作者|覃仕勇,网易历史频道专栏作家,文史爱好者。本文为网易历史频道独家稿件,转载请注明出处。

袁崇焕是位极具争议的历史人物。有人说他是堪比岳飞岳武穆的民族大英雄;也有人说他是个欺世盗名的汉奸、贼臣。袁崇焕在世之日,类似的争议就未曾停歇。袁崇焕死去长达数百年后,仍没有定论,这实在是一个很奇怪也很特殊的现象。袁崇焕死时百姓争相食其肉,其死后数百年却成了家喻户晓的忠臣良将,这本身就是对尖锐的矛盾体。那么,历史镜像中的袁崇焕究竟是个什么样的人,为何能够步上神坛偏偏是他呢?

初登辽东舞台

袁崇焕,字元素,广东东莞人,万历四十七年(1619年)中进士第。他的科考之路其实并不平坦,参加了五次会试,第五次才举进士,名次很靠后。

这一年,萨尔浒大战爆发,杨镐二月誓师辽阳,三月间四路丧师。萨尔浒的败讯传到京师,袁崇焕和很多人一样,错愕失色。他虽以边才自许,但毕竟只是一名新晋的进士,并无到辽东带兵打仗的资格,不久,就被分派到福建邵武去做知县。天启二年(1622),袁崇焕在邵武的三年任职期满,上京述职。这一年,也同样是个特殊的年份——这一年正月,广宁失陷了。袁崇焕再次错愕,每与友人谈及于此,痛哭流涕,同时发表许多用兵的见解。这些表现,引起了都察院御史侯恂的注意。侯恂认为,这个姓袁的小小七品芝麻官是人才。遂写了封奏疏,隆重地请求朝廷破格录用袁崇焕。借此机遇,袁崇焕由正七品的知县升为正六品的主事——兵部职方司主事。

面对突如其来的晋升,袁崇焕兴奋莫名,“单骑出阅关内外”。一回来,便放话:“予我军马钱谷,我一人足守此!”

口气之狂,惊骇众人。袁崇焕的豪言很快便传开,朝廷则破格升他为兵备佥事,派他去协助新出任辽东经略的王在晋守山海关。倒是时任兵部尚书兼都察院右副都御史,经略辽东、蓟镇、天津、登莱等处的王在晋的眼睛很毒,一眼就看出袁崇焕的性格缺点:遇事沉不住气,容易冲动,动辄爱发誓,浮夸,爱吹牛。

王在晋每和袁崇焕谈及战事,袁崇焕往往会在结尾加上一句——“我不惜命。”一副天不怕、地不怕的英雄好汉样。王在晋则训斥他:“性命与封疆孰重?!”你是不惜命,但犯不着拿国家命运来赌。让王在晋反感袁崇焕的还不止于此,前屯卫城防设施简陋,城墙低矮单薄,袁崇焕竟大言炎炎,提出领七千兵马驻守该地。在王在晋看来,这简直是是拿七千士兵的性命开玩笑!

可袁崇焕就跟王在晋扛上了,执意要在前屯卫驻军。非但要在前屯卫驻军,还要兴建宁远城。兴建宁远城的举措是与王在晋的守疆大略严重不符的。王在晋认为,辽东已失,山海关已经成为了“冲边绝塞”,是京师的唯一的屏障,“不如重关设险,卫山海以卫京师”。
====================
### 简短练习 1:
根据这篇关于袁崇焕的文章,他参加了几次会试才考中进士?
### 简短练习 2:
请一字不差地抄写这篇关于袁崇焕的文章中的一段:从包含“袁崇焕,字元素,广东东莞人,万历四十七年”的字句开始,抄到“品的主事——兵部职方司主事。”之后停止。
这些记录在此不起任何作用。
====================
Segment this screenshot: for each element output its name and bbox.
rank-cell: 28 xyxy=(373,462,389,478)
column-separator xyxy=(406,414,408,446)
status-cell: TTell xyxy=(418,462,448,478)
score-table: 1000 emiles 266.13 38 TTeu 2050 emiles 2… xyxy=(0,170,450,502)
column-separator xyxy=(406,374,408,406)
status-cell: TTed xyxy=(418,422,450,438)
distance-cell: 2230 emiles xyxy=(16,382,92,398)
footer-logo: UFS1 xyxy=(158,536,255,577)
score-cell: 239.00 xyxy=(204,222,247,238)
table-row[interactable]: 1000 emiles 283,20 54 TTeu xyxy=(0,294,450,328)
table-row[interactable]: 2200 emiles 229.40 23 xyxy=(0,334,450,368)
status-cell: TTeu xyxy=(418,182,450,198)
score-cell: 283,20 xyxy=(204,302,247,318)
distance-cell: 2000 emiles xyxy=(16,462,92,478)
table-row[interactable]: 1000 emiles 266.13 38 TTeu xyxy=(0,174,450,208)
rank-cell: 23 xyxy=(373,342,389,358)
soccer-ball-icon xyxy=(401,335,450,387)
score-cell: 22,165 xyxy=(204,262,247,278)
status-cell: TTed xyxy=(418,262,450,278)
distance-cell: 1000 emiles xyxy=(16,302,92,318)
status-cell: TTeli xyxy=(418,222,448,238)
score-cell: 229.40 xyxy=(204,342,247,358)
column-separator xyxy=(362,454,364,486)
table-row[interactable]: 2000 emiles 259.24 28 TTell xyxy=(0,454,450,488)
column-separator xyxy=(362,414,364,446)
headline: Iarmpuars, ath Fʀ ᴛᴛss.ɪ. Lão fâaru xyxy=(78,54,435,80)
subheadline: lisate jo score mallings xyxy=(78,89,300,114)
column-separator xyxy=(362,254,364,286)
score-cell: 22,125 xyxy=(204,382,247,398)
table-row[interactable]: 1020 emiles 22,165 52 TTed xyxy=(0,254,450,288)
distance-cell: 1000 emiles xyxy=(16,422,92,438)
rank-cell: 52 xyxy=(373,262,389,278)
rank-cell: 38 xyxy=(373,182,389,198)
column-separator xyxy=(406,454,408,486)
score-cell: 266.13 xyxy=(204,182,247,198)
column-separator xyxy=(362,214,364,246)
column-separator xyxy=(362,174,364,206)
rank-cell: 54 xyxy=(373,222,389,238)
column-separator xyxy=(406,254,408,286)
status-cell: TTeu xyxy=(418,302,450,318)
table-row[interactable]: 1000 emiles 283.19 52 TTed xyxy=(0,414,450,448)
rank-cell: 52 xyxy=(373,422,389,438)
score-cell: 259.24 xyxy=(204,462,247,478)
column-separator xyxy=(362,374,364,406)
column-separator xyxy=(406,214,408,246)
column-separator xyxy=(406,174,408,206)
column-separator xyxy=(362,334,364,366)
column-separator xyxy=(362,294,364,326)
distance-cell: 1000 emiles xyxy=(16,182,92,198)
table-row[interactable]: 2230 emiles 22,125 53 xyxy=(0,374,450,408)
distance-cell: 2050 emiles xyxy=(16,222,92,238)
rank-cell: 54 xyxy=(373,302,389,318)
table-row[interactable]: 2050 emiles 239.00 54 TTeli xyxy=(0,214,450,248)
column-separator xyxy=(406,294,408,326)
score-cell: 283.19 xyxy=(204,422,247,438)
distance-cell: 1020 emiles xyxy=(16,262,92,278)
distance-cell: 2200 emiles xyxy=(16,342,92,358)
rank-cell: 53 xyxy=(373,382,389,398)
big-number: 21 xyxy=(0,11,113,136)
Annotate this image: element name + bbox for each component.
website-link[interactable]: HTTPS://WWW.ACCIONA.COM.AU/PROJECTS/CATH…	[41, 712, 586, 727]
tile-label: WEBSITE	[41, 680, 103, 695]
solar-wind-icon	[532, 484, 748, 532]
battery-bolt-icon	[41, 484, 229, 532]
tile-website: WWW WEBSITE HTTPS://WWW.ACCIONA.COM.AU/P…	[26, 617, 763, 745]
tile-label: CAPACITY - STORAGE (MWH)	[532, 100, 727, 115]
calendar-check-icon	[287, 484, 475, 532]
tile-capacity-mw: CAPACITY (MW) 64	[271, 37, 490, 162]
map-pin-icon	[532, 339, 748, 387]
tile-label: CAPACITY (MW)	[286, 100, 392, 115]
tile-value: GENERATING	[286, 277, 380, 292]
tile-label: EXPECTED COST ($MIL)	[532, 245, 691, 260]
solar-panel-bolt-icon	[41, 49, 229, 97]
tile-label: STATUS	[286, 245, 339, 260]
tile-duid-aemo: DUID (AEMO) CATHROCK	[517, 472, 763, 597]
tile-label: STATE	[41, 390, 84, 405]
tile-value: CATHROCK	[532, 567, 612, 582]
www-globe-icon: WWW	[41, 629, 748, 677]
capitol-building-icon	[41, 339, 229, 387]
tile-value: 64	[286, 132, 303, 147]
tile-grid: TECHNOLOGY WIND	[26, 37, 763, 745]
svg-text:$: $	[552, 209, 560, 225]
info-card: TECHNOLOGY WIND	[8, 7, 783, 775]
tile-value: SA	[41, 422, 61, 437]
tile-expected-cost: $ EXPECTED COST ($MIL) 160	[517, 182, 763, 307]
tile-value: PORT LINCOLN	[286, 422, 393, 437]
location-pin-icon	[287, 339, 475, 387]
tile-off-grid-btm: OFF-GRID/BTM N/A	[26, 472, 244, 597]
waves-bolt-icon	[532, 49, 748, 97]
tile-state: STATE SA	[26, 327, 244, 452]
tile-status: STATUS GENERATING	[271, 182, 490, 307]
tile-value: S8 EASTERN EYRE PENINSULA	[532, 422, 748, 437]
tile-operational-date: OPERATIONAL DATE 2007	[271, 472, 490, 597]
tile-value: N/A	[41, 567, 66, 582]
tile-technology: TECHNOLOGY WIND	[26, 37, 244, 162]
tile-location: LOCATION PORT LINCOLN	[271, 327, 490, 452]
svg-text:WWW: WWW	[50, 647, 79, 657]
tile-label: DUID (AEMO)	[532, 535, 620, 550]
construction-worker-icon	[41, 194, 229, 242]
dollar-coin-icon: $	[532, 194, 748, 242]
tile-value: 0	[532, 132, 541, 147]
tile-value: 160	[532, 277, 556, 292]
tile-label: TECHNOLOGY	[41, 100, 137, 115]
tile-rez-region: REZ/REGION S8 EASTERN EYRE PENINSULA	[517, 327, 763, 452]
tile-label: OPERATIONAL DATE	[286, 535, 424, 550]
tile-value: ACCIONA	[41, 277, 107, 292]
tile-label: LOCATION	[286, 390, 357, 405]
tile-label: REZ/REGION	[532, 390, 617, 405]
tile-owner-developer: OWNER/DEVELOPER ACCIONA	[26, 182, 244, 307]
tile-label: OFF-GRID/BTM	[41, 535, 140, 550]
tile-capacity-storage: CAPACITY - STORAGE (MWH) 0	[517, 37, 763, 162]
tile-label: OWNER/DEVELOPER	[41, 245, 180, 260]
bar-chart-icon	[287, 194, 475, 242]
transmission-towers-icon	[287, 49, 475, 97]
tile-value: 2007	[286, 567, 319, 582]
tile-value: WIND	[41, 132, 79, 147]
====================
### 完整回答 1:
他参加了五次会试,第五次才考中进士。

### 完整回答 2:
袁崇焕,字元素,广东东莞人,万历四十七年(1619年)中进士第。他的科考之路其实并不平坦,参加了五次会试,第五次才举进士,名次很靠后。

这一年,萨尔浒大战爆发,杨镐二月誓师辽阳,三月间四路丧师。萨尔浒的败讯传到京师,袁崇焕和很多人一样,错愕失色。他虽以边才自许,但毕竟只是一名新晋的进士,并无到辽东带兵打仗的资格,不久,就被分派到福建邵武去做知县。天启二年(1622),袁崇焕在邵武的三年任职期满,上京述职。这一年,也同样是个特殊的年份——这一年正月,广宁失陷了。袁崇焕再次错愕,每与友人谈及于此,痛哭流涕,同时发表许多用兵的见解。这些表现,引起了都察院御史侯恂的注意。侯恂认为,这个姓袁的小小七品芝麻官是人才。遂写了封奏疏,隆重地请求朝廷破格录用袁崇焕。借此机遇,袁崇焕由正七品的知县升为正六品的主事——兵部职方司主事。